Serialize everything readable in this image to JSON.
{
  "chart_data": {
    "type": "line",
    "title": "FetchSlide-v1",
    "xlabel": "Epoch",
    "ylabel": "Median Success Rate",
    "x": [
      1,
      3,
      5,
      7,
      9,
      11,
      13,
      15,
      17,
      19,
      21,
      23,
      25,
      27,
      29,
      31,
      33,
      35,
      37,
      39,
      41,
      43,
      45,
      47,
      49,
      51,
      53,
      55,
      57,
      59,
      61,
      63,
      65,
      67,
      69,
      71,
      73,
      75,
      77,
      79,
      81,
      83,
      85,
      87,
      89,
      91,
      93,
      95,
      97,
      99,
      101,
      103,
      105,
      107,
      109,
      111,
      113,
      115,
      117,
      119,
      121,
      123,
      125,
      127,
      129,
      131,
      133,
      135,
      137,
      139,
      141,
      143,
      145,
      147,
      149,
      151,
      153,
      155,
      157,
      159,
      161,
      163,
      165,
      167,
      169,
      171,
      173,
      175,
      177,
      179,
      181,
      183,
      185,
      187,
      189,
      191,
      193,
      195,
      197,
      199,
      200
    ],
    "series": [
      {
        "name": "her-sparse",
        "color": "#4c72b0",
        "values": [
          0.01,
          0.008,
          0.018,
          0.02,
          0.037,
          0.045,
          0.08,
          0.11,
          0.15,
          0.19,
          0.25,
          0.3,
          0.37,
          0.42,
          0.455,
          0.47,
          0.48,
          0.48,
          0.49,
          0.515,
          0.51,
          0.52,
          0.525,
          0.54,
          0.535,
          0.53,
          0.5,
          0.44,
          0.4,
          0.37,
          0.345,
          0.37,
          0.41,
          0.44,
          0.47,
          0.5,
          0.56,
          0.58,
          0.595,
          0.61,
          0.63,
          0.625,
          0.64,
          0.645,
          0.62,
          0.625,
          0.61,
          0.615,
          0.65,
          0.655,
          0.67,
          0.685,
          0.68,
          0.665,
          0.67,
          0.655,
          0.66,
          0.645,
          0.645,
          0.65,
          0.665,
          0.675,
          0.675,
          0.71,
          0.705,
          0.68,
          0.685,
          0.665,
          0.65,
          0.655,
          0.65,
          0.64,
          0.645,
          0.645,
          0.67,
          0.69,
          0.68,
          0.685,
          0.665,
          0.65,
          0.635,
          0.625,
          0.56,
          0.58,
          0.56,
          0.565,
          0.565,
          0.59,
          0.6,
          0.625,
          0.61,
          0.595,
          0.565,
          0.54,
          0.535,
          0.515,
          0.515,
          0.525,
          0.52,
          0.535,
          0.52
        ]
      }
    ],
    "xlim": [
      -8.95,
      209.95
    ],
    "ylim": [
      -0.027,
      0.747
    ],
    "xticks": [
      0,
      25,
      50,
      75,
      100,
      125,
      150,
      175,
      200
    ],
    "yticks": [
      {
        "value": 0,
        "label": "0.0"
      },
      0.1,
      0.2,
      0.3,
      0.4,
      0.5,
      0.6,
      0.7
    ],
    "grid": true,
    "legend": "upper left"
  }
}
--------------------------------------------------
**Objective**: Output the records exactly, including every line.

**Full answer**:
Serialize everything readable in this image to JSON.
{
  "chart_data": {
    "type": "line",
    "title": "FetchSlide-v1",
    "xlabel": "Epoch",
    "ylabel": "Median Success Rate",
    "x": [
      1,
      3,
      5,
      7,
      9,
      11,
      13,
      15,
      17,
      19,
      21,
      23,
      25,
      27,
      29,
      31,
      33,
      35,
      37,
      39,
      41,
      43,
      45,
      47,
      49,
      51,
      53,
      55,
      57,
      59,
      61,
      63,
      65,
      67,
      69,
      71,
      73,
      75,
      77,
      79,
      81,
      83,
      85,
      87,
      89,
      91,
      93,
      95,
      97,
      99,
      101,
      103,
      105,
      107,
      109,
      111,
      113,
      115,
      117,
      119,
      121,
      123,
      125,
      127,
      129,
      131,
      133,
      135,
      137,
      139,
      141,
      143,
      145,
      147,
      149,
      151,
      153,
      155,
      157,
      159,
      161,
      163,
      165,
      167,
      169,
      171,
      173,
      175,
      177,
      179,
      181,
      183,
      185,
      187,
      189,
      191,
      193,
      195,
      197,
      199,
      200
    ],
    "series": [
      {
        "name": "her-sparse",
        "color": "#4c72b0",
        "values": [
          0.01,
          0.008,
          0.018,
          0.02,
          0.037,
          0.045,
          0.08,
          0.11,
          0.15,
          0.19,
          0.25,
          0.3,
          0.37,
          0.42,
          0.455,
          0.47,
          0.48,
          0.48,
          0.49,
          0.515,
          0.51,
          0.52,
          0.525,
          0.54,
          0.535,
          0.53,
          0.5,
          0.44,
          0.4,
          0.37,
          0.345,
          0.37,
          0.41,
          0.44,
          0.47,
          0.5,
          0.56,
          0.58,
          0.595,
          0.61,
          0.63,
          0.625,
          0.64,
          0.645,
          0.62,
          0.625,
          0.61,
          0.615,
          0.65,
          0.655,
          0.67,
          0.685,
          0.68,
          0.665,
          0.67,
          0.655,
          0.66,
          0.645,
          0.645,
          0.65,
          0.665,
          0.675,
          0.675,
          0.71,
          0.705,
          0.68,
          0.685,
          0.665,
          0.65,
          0.655,
          0.65,
          0.64,
          0.645,
          0.645,
          0.67,
          0.69,
          0.68,
          0.685,
          0.665,
          0.65,
          0.635,
          0.625,
          0.56,
          0.58,
          0.56,
          0.565,
          0.565,
          0.59,
          0.6,
          0.625,
          0.61,
          0.595,
          0.565,
          0.54,
          0.535,
          0.515,
          0.515,
          0.525,
          0.52,
          0.535,
          0.52
        ]
      }
    ],
    "xlim": [
      -8.95,
      209.95
    ],
    "ylim": [
      -0.027,
      0.747
    ],
    "xticks": [
      0,
      25,
      50,
      75,
      100,
      125,
      150,
      175,
      200
    ],
    "yticks": [
      {
        "value": 0,
        "label": "0.0"
      },
      0.1,
      0.2,
      0.3,
      0.4,
      0.5,
      0.6,
      0.7
    ],
    "grid": true,
    "legend": "upper left"
  }
}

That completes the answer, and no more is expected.